Material provided =
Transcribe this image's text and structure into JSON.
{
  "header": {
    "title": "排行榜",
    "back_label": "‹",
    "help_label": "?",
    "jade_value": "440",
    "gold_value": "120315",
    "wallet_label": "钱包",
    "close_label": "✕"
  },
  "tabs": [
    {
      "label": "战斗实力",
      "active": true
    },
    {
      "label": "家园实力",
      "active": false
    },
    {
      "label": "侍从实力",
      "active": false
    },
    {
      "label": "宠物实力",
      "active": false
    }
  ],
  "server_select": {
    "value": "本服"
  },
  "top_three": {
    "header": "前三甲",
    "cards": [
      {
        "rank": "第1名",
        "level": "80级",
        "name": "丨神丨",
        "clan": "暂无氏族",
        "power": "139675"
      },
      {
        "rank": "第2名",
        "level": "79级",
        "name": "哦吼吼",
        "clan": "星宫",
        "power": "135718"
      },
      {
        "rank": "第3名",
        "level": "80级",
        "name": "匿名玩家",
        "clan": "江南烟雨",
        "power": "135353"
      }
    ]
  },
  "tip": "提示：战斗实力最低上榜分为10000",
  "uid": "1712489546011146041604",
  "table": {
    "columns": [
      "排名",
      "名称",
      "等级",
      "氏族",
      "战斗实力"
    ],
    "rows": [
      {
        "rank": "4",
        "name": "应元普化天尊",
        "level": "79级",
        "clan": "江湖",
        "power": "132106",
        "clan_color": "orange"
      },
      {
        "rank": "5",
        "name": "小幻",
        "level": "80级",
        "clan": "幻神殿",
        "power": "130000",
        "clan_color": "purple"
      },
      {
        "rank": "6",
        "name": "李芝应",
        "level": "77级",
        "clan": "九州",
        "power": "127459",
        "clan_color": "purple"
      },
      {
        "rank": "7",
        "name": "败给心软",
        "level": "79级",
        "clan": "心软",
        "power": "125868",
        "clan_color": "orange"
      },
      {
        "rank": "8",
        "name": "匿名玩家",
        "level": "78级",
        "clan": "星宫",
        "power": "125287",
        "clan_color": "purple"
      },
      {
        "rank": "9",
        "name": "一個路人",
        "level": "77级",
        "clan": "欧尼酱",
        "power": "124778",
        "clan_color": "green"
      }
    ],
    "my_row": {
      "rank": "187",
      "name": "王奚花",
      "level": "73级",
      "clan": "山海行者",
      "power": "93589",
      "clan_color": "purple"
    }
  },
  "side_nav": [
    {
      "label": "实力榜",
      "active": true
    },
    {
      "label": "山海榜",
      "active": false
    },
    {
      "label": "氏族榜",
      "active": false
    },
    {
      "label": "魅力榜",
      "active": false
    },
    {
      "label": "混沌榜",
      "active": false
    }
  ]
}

Exercise requirements =
Generate an exact reproduction of all entries.

Answer for the task =
Transcribe this image's text and structure into JSON.
{
  "header": {
    "title": "排行榜",
    "back_label": "‹",
    "help_label": "?",
    "jade_value": "440",
    "gold_value": "120315",
    "wallet_label": "钱包",
    "close_label": "✕"
  },
  "tabs": [
    {
      "label": "战斗实力",
      "active": true
    },
    {
      "label": "家园实力",
      "active": false
    },
    {
      "label": "侍从实力",
      "active": false
    },
    {
      "label": "宠物实力",
      "active": false
    }
  ],
  "server_select": {
    "value": "本服"
  },
  "top_three": {
    "header": "前三甲",
    "cards": [
      {
        "rank": "第1名",
        "level": "80级",
        "name": "丨神丨",
        "clan": "暂无氏族",
        "power": "139675"
      },
      {
        "rank": "第2名",
        "level": "79级",
        "name": "哦吼吼",
        "clan": "星宫",
        "power": "135718"
      },
      {
        "rank": "第3名",
        "level": "80级",
        "name": "匿名玩家",
        "clan": "江南烟雨",
        "power": "135353"
      }
    ]
  },
  "tip": "提示：战斗实力最低上榜分为10000",
  "uid": "1712489546011146041604",
  "table": {
    "columns": [
      "排名",
      "名称",
      "等级",
      "氏族",
      "战斗实力"
    ],
    "rows": [
      {
        "rank": "4",
        "name": "应元普化天尊",
        "level": "79级",
        "clan": "江湖",
        "power": "132106",
        "clan_color": "orange"
      },
      {
        "rank": "5",
        "name": "小幻",
        "level": "80级",
        "clan": "幻神殿",
        "power": "130000",
        "clan_color": "purple"
      },
      {
        "rank": "6",
        "name": "李芝应",
        "level": "77级",
        "clan": "九州",
        "power": "127459",
        "clan_color": "purple"
      },
      {
        "rank": "7",
        "name": "败给心软",
        "level": "79级",
        "clan": "心软",
        "power": "125868",
        "clan_color": "orange"
      },
      {
        "rank": "8",
        "name": "匿名玩家",
        "level": "78级",
        "clan": "星宫",
        "power": "125287",
        "clan_color": "purple"
      },
      {
        "rank": "9",
        "name": "一個路人",
        "level": "77级",
        "clan": "欧尼酱",
        "power": "124778",
        "clan_color": "green"
      }
    ],
    "my_row": {
      "rank": "187",
      "name": "王奚花",
      "level": "73级",
      "clan": "山海行者",
      "power": "93589",
      "clan_color": "purple"
    }
  },
  "side_nav": [
    {
      "label": "实力榜",
      "active": true
    },
    {
      "label": "山海榜",
      "active": false
    },
    {
      "label": "氏族榜",
      "active": false
    },
    {
      "label": "魅力榜",
      "active": false
    },
    {
      "label": "混沌榜",
      "active": false
    }
  ]
}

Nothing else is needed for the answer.